▶ [Task brief] Extract the entries in their exact form.

▶ [Data records]

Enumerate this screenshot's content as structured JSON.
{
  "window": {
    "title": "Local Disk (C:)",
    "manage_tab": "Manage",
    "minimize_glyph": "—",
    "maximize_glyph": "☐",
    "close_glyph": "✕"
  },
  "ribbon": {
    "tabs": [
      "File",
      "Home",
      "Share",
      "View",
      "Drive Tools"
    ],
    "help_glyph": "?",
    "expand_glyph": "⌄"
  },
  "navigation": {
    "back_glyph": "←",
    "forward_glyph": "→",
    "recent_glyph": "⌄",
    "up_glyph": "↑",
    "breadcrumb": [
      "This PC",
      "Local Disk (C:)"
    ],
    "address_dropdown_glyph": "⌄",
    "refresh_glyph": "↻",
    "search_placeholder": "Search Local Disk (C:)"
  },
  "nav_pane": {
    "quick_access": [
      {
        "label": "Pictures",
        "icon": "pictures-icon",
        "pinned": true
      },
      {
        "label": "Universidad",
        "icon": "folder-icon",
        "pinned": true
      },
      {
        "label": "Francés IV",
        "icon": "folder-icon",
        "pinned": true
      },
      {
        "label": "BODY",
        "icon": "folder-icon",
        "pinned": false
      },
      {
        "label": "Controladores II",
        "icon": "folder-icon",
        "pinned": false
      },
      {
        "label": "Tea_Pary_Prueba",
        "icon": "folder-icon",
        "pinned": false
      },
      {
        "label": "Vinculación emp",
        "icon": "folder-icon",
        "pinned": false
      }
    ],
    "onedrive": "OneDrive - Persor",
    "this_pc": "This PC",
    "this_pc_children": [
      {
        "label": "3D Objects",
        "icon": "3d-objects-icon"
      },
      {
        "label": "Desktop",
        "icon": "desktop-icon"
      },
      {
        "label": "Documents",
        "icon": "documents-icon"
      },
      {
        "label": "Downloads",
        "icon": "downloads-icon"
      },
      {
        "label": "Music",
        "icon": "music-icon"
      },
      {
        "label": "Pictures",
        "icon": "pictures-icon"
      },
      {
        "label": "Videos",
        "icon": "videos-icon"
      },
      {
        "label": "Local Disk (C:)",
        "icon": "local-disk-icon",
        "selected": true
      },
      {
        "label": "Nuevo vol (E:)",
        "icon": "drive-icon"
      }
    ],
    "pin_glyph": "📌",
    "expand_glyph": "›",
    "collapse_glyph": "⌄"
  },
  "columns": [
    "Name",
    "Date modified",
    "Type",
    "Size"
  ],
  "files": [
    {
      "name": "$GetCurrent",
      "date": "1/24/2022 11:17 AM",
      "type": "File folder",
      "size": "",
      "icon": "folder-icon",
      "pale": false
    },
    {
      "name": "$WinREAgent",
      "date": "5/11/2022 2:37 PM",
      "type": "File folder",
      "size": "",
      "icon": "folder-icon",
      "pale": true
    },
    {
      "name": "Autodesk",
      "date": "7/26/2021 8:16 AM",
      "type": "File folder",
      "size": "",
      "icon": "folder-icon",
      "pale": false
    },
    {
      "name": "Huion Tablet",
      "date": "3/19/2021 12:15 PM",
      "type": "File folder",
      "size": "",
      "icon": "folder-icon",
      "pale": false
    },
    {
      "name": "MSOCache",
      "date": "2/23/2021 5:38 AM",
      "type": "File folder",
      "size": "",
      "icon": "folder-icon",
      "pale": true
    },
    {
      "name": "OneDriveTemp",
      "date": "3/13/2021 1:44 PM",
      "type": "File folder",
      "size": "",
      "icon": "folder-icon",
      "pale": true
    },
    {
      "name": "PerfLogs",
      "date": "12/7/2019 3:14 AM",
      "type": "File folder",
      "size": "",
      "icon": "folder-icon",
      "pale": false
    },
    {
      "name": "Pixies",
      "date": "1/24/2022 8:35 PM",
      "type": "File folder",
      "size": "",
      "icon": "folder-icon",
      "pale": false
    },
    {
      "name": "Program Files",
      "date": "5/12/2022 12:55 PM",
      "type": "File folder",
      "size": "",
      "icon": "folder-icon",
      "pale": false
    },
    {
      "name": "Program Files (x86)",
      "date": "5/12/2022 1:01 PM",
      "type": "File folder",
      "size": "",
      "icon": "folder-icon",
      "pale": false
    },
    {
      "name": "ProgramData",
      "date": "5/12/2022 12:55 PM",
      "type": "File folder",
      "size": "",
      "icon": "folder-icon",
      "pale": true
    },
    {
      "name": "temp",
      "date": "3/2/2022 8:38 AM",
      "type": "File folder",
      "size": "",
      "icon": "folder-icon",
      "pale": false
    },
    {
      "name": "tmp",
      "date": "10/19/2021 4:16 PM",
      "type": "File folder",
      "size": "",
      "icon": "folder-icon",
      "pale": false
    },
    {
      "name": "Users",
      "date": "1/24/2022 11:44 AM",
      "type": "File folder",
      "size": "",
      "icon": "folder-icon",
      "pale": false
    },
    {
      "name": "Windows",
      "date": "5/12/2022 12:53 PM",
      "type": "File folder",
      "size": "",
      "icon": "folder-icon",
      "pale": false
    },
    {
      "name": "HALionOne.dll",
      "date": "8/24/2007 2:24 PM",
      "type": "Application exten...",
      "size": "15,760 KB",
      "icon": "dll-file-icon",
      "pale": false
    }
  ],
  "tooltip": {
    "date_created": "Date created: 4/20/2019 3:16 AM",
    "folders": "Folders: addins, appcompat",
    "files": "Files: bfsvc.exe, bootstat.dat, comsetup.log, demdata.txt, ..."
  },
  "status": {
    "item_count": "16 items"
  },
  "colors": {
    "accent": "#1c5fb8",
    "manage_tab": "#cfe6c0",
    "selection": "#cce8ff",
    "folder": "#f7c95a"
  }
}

▶ [Answer for the task]
Enumerate this screenshot's content as structured JSON.
{
  "window": {
    "title": "Local Disk (C:)",
    "manage_tab": "Manage",
    "minimize_glyph": "—",
    "maximize_glyph": "☐",
    "close_glyph": "✕"
  },
  "ribbon": {
    "tabs": [
      "File",
      "Home",
      "Share",
      "View",
      "Drive Tools"
    ],
    "help_glyph": "?",
    "expand_glyph": "⌄"
  },
  "navigation": {
    "back_glyph": "←",
    "forward_glyph": "→",
    "recent_glyph": "⌄",
    "up_glyph": "↑",
    "breadcrumb": [
      "This PC",
      "Local Disk (C:)"
    ],
    "address_dropdown_glyph": "⌄",
    "refresh_glyph": "↻",
    "search_placeholder": "Search Local Disk (C:)"
  },
  "nav_pane": {
    "quick_access": [
      {
        "label": "Pictures",
        "icon": "pictures-icon",
        "pinned": true
      },
      {
        "label": "Universidad",
        "icon": "folder-icon",
        "pinned": true
      },
      {
        "label": "Francés IV",
        "icon": "folder-icon",
        "pinned": true
      },
      {
        "label": "BODY",
        "icon": "folder-icon",
        "pinned": false
      },
      {
        "label": "Controladores II",
        "icon": "folder-icon",
        "pinned": false
      },
      {
        "label": "Tea_Pary_Prueba",
        "icon": "folder-icon",
        "pinned": false
      },
      {
        "label": "Vinculación emp",
        "icon": "folder-icon",
        "pinned": false
      }
    ],
    "onedrive": "OneDrive - Persor",
    "this_pc": "This PC",
    "this_pc_children": [
      {
        "label": "3D Objects",
        "icon": "3d-objects-icon"
      },
      {
        "label": "Desktop",
        "icon": "desktop-icon"
      },
      {
        "label": "Documents",
        "icon": "documents-icon"
      },
      {
        "label": "Downloads",
        "icon": "downloads-icon"
      },
      {
        "label": "Music",
        "icon": "music-icon"
      },
      {
        "label": "Pictures",
        "icon": "pictures-icon"
      },
      {
        "label": "Videos",
        "icon": "videos-icon"
      },
      {
        "label": "Local Disk (C:)",
        "icon": "local-disk-icon",
        "selected": true
      },
      {
        "label": "Nuevo vol (E:)",
        "icon": "drive-icon"
      }
    ],
    "pin_glyph": "📌",
    "expand_glyph": "›",
    "collapse_glyph": "⌄"
  },
  "columns": [
    "Name",
    "Date modified",
    "Type",
    "Size"
  ],
  "files": [
    {
      "name": "$GetCurrent",
      "date": "1/24/2022 11:17 AM",
      "type": "File folder",
      "size": "",
      "icon": "folder-icon",
      "pale": false
    },
    {
      "name": "$WinREAgent",
      "date": "5/11/2022 2:37 PM",
      "type": "File folder",
      "size": "",
      "icon": "folder-icon",
      "pale": true
    },
    {
      "name": "Autodesk",
      "date": "7/26/2021 8:16 AM",
      "type": "File folder",
      "size": "",
      "icon": "folder-icon",
      "pale": false
    },
    {
      "name": "Huion Tablet",
      "date": "3/19/2021 12:15 PM",
      "type": "File folder",
      "size": "",
      "icon": "folder-icon",
      "pale": false
    },
    {
      "name": "MSOCache",
      "date": "2/23/2021 5:38 AM",
      "type": "File folder",
      "size": "",
      "icon": "folder-icon",
      "pale": true
    },
    {
      "name": "OneDriveTemp",
      "date": "3/13/2021 1:44 PM",
      "type": "File folder",
      "size": "",
      "icon": "folder-icon",
      "pale": true
    },
    {
      "name": "PerfLogs",
      "date": "12/7/2019 3:14 AM",
      "type": "File folder",
      "size": "",
      "icon": "folder-icon",
      "pale": false
    },
    {
      "name": "Pixies",
      "date": "1/24/2022 8:35 PM",
      "type": "File folder",
      "size": "",
      "icon": "folder-icon",
      "pale": false
    },
    {
      "name": "Program Files",
      "date": "5/12/2022 12:55 PM",
      "type": "File folder",
      "size": "",
      "icon": "folder-icon",
      "pale": false
    },
    {
      "name": "Program Files (x86)",
      "date": "5/12/2022 1:01 PM",
      "type": "File folder",
      "size": "",
      "icon": "folder-icon",
      "pale": false
    },
    {
      "name": "ProgramData",
      "date": "5/12/2022 12:55 PM",
      "type": "File folder",
      "size": "",
      "icon": "folder-icon",
      "pale": true
    },
    {
      "name": "temp",
      "date": "3/2/2022 8:38 AM",
      "type": "File folder",
      "size": "",
      "icon": "folder-icon",
      "pale": false
    },
    {
      "name": "tmp",
      "date": "10/19/2021 4:16 PM",
      "type": "File folder",
      "size": "",
      "icon": "folder-icon",
      "pale": false
    },
    {
      "name": "Users",
      "date": "1/24/2022 11:44 AM",
      "type": "File folder",
      "size": "",
      "icon": "folder-icon",
      "pale": false
    },
    {
      "name": "Windows",
      "date": "5/12/2022 12:53 PM",
      "type": "File folder",
      "size": "",
      "icon": "folder-icon",
      "pale": false
    },
    {
      "name": "HALionOne.dll",
      "date": "8/24/2007 2:24 PM",
      "type": "Application exten...",
      "size": "15,760 KB",
      "icon": "dll-file-icon",
      "pale": false
    }
  ],
  "tooltip": {
    "date_created": "Date created: 4/20/2019 3:16 AM",
    "folders": "Folders: addins, appcompat",
    "files": "Files: bfsvc.exe, bootstat.dat, comsetup.log, demdata.txt, ..."
  },
  "status": {
    "item_count": "16 items"
  },
  "colors": {
    "accent": "#1c5fb8",
    "manage_tab": "#cfe6c0",
    "selection": "#cce8ff",
    "folder": "#f7c95a"
  }
}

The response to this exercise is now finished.